[What to produce]:
Pick out every line in the data below that holds "calls".

Dataset records:
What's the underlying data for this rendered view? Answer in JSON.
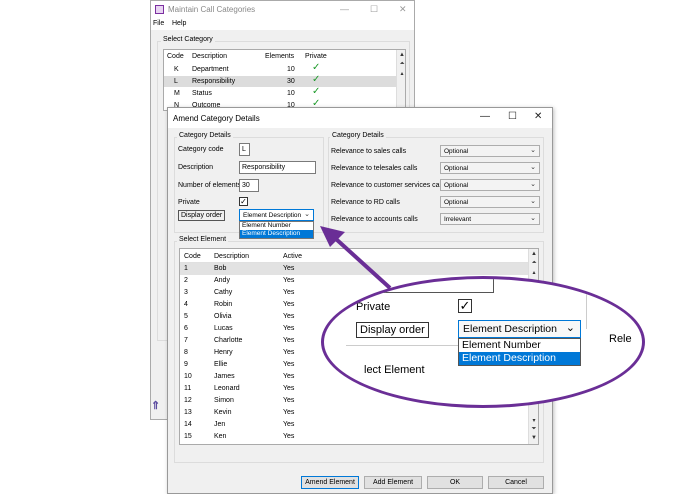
{
  "back_window": {
    "title": "Maintain Call Categories",
    "menu": [
      "File",
      "Help"
    ],
    "group_title": "Select Category",
    "columns": [
      "Code",
      "Description",
      "Elements",
      "Private"
    ],
    "rows": [
      {
        "code": "K",
        "description": "Department",
        "elements": "10",
        "private": "✓"
      },
      {
        "code": "L",
        "description": "Responsibility",
        "elements": "30",
        "private": "✓"
      },
      {
        "code": "M",
        "description": "Status",
        "elements": "10",
        "private": "✓"
      },
      {
        "code": "N",
        "description": "Outcome",
        "elements": "10",
        "private": "✓"
      }
    ],
    "selected_row": 1
  },
  "dialog": {
    "title": "Amend Category Details",
    "left_group": {
      "title": "Category Details",
      "category_code_label": "Category code",
      "category_code": "L",
      "description_label": "Description",
      "description": "Responsibility",
      "elements_label": "Number of elements",
      "elements": "30",
      "private_label": "Private",
      "private_checked": "✓",
      "display_order_label": "Display order",
      "display_order": "Element Description",
      "display_order_options": [
        "Element Number",
        "Element Description"
      ]
    },
    "right_group": {
      "title": "Category Details",
      "rows": [
        {
          "label": "Relevance to sales calls",
          "value": "Optional"
        },
        {
          "label": "Relevance to telesales calls",
          "value": "Optional"
        },
        {
          "label": "Relevance to customer services calls",
          "value": "Optional"
        },
        {
          "label": "Relevance to RD calls",
          "value": "Optional"
        },
        {
          "label": "Relevance to accounts calls",
          "value": "Irrelevant"
        }
      ]
    },
    "elements_group": {
      "title": "Select Element",
      "columns": [
        "Code",
        "Description",
        "Active"
      ],
      "rows": [
        {
          "code": "1",
          "description": "Bob",
          "active": "Yes"
        },
        {
          "code": "2",
          "description": "Andy",
          "active": "Yes"
        },
        {
          "code": "3",
          "description": "Cathy",
          "active": "Yes"
        },
        {
          "code": "4",
          "description": "Robin",
          "active": "Yes"
        },
        {
          "code": "5",
          "description": "Olivia",
          "active": "Yes"
        },
        {
          "code": "6",
          "description": "Lucas",
          "active": "Yes"
        },
        {
          "code": "7",
          "description": "Charlotte",
          "active": "Yes"
        },
        {
          "code": "8",
          "description": "Henry",
          "active": "Yes"
        },
        {
          "code": "9",
          "description": "Ellie",
          "active": "Yes"
        },
        {
          "code": "10",
          "description": "James",
          "active": "Yes"
        },
        {
          "code": "11",
          "description": "Leonard",
          "active": "Yes"
        },
        {
          "code": "12",
          "description": "Simon",
          "active": "Yes"
        },
        {
          "code": "13",
          "description": "Kevin",
          "active": "Yes"
        },
        {
          "code": "14",
          "description": "Jen",
          "active": "Yes"
        },
        {
          "code": "15",
          "description": "Ken",
          "active": "Yes"
        }
      ],
      "selected_row": 0
    },
    "buttons": {
      "amend": "Amend Element",
      "add": "Add Element",
      "ok": "OK",
      "cancel": "Cancel"
    }
  },
  "zoom": {
    "private_label": "Private",
    "private_checked": "✓",
    "display_order_label": "Display order",
    "display_order": "Element Description",
    "options": [
      "Element Number",
      "Element Description"
    ],
    "partial_section_label": "lect Element",
    "partial_right_label": "Rele"
  },
  "colors": {
    "accent": "#0078d7",
    "callout": "#6a2e96",
    "tick": "#1d9a2a"
  }
}
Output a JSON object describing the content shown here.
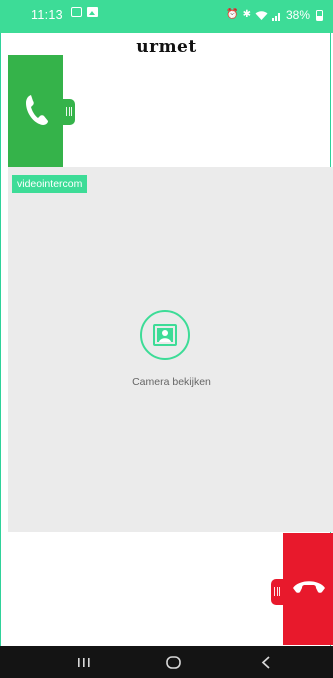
{
  "statusbar": {
    "time": "11:13",
    "battery": "38%",
    "icons": [
      "message-box-icon",
      "image-notification-icon",
      "alarm-icon",
      "vibrate-icon",
      "wifi-icon",
      "signal-icon",
      "battery-icon"
    ]
  },
  "header": {
    "logo": "urmet"
  },
  "video": {
    "source_label": "videointercom",
    "camera_button_label": "Camera bekijken"
  },
  "colors": {
    "accent": "#3ddc97",
    "answer": "#35b34a",
    "hangup": "#e8192c",
    "video_bg": "#ebebeb",
    "navbar": "#141414"
  },
  "navbar": {
    "buttons": [
      "recent-apps",
      "home",
      "back"
    ]
  }
}
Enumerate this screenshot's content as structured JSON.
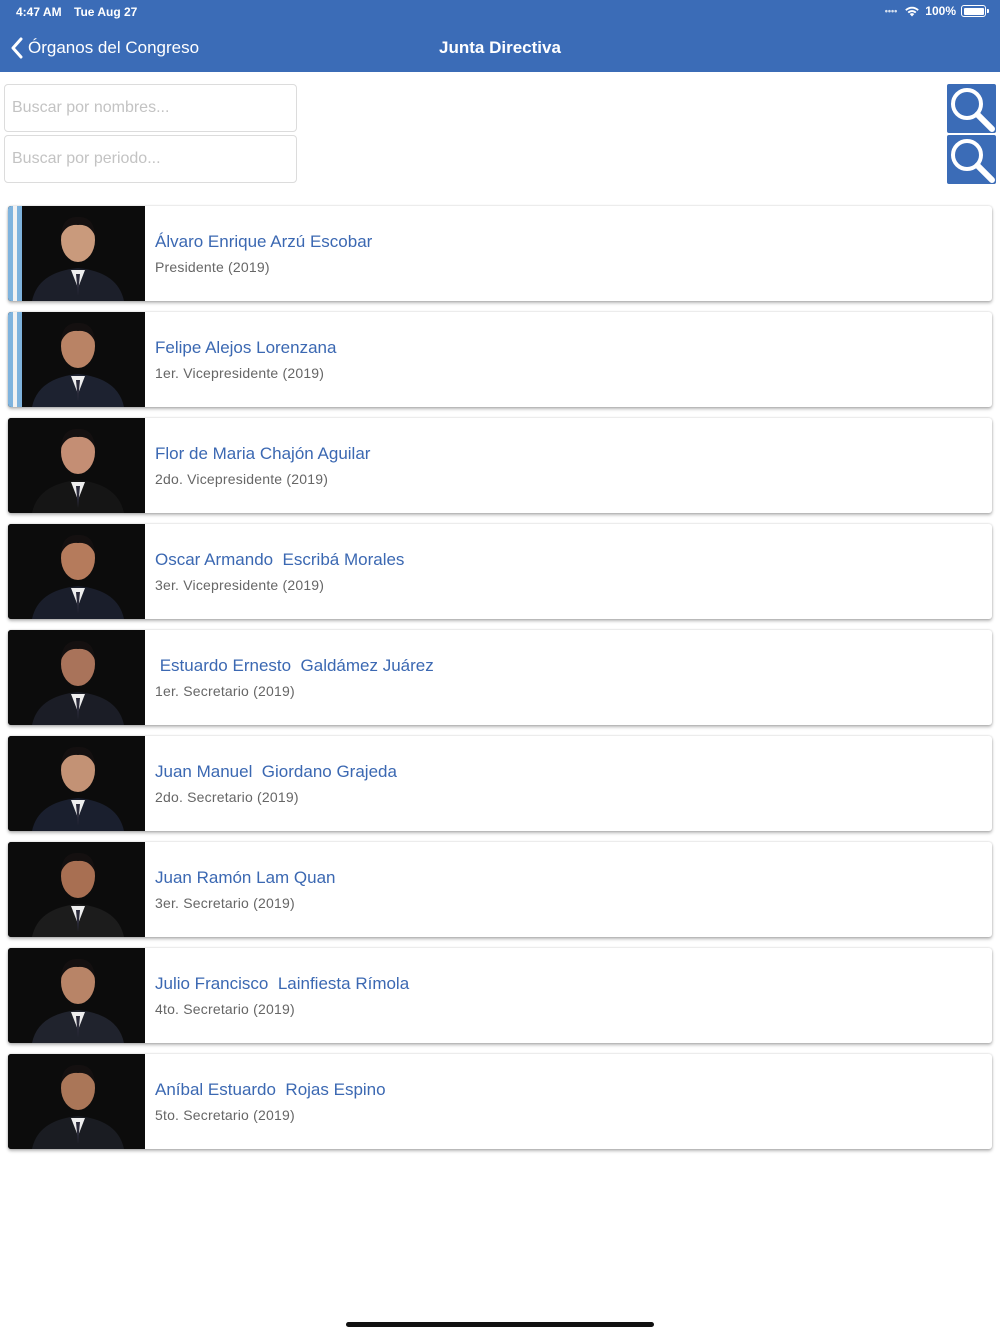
{
  "status_bar": {
    "time": "4:47 AM",
    "date": "Tue Aug 27",
    "battery": "100%"
  },
  "nav": {
    "back_label": "Órganos del Congreso",
    "title": "Junta Directiva"
  },
  "search": {
    "names_placeholder": "Buscar por nombres...",
    "period_placeholder": "Buscar por periodo..."
  },
  "members": [
    {
      "name": "Álvaro Enrique Arzú Escobar",
      "role": "Presidente (2019)"
    },
    {
      "name": "Felipe Alejos Lorenzana",
      "role": "1er. Vicepresidente (2019)"
    },
    {
      "name": "Flor de Maria Chajón Aguilar",
      "role": "2do. Vicepresidente (2019)"
    },
    {
      "name": "Oscar Armando  Escribá Morales",
      "role": "3er. Vicepresidente (2019)"
    },
    {
      "name": " Estuardo Ernesto  Galdámez Juárez",
      "role": "1er. Secretario (2019)"
    },
    {
      "name": "Juan Manuel  Giordano Grajeda",
      "role": "2do. Secretario (2019)"
    },
    {
      "name": "Juan Ramón Lam Quan",
      "role": "3er. Secretario (2019)"
    },
    {
      "name": "Julio Francisco  Lainfiesta Rímola",
      "role": "4to. Secretario (2019)"
    },
    {
      "name": "Aníbal Estuardo  Rojas Espino",
      "role": "5to. Secretario (2019)"
    }
  ],
  "colors": {
    "nav_bar": "#3b6cb7",
    "link_text": "#3b68b2",
    "role_text": "#666666"
  }
}
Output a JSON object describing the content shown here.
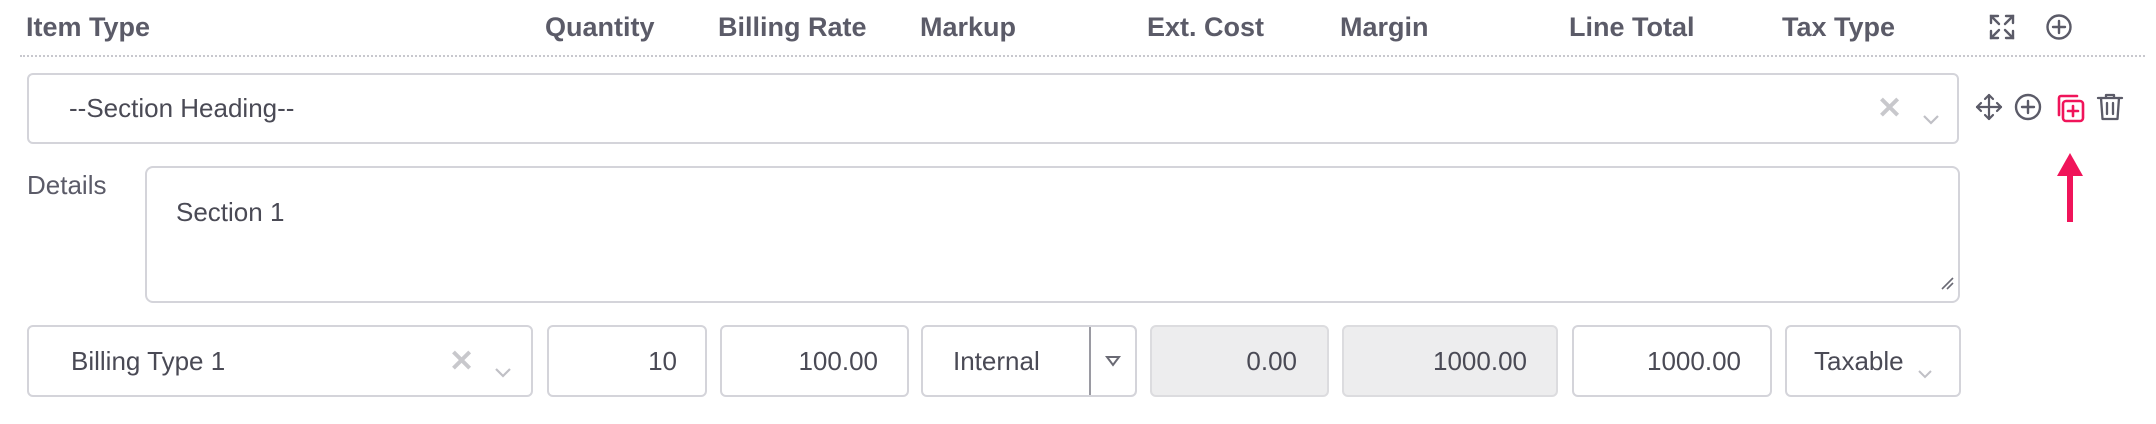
{
  "header": {
    "columns": [
      "Item Type",
      "Quantity",
      "Billing Rate",
      "Markup",
      "Ext. Cost",
      "Margin",
      "Line Total",
      "Tax Type"
    ],
    "icons": [
      "expand-icon",
      "add-circle-icon"
    ]
  },
  "section": {
    "heading_value": "--Section Heading--",
    "details_label": "Details",
    "details_value": "Section 1",
    "row_icons": [
      "move-icon",
      "add-circle-icon",
      "duplicate-icon",
      "trash-icon"
    ]
  },
  "line": {
    "billing_type": "Billing Type 1",
    "quantity": "10",
    "billing_rate": "100.00",
    "markup": "Internal",
    "ext_cost": "0.00",
    "margin": "1000.00",
    "line_total": "1000.00",
    "tax_type": "Taxable"
  },
  "colors": {
    "accent_highlight": "#f0145a",
    "text_header": "#5b5b68",
    "readonly_bg": "#ededee"
  }
}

[Exercise output]:
          "label": "Relevance to sales calls",
          "label": "Relevance to telesales calls",
          "label": "Relevance to customer services calls",
          "label": "Relevance to RD calls",
          "label": "Relevance to accounts calls",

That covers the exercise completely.